_Work required_
Each line of the material below that holds the word "this" needs to be copied.

_Listing_
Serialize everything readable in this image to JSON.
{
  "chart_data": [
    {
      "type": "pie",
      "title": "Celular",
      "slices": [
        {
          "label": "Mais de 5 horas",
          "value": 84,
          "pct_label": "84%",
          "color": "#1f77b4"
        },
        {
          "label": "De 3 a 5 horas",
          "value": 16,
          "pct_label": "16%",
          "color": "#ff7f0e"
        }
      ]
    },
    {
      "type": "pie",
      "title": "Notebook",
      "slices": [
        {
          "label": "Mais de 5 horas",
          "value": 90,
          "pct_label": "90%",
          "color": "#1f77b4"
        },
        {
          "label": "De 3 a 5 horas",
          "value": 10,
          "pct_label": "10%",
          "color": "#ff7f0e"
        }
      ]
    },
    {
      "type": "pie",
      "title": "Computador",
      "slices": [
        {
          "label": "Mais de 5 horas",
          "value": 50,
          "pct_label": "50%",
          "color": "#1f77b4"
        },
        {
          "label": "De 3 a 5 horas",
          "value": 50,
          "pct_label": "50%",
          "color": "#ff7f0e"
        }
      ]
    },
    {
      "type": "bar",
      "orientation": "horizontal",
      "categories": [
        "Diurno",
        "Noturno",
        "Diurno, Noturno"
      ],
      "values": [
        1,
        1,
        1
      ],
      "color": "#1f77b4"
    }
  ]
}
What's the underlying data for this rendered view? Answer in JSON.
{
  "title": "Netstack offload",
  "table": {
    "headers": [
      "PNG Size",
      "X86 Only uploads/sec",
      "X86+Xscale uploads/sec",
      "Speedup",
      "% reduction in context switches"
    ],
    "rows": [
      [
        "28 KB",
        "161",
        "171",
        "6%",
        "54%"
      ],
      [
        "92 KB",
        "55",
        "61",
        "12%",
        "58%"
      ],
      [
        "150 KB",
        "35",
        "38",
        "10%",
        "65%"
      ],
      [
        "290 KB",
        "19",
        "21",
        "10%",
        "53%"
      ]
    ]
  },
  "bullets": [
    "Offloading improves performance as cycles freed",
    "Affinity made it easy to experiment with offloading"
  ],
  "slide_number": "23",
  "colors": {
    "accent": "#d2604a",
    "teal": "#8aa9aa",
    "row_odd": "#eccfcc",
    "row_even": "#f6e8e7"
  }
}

_Expected answer_
Serialize everything readable in this image to JSON.
What's the underlying data for this rendered view? Answer in JSON.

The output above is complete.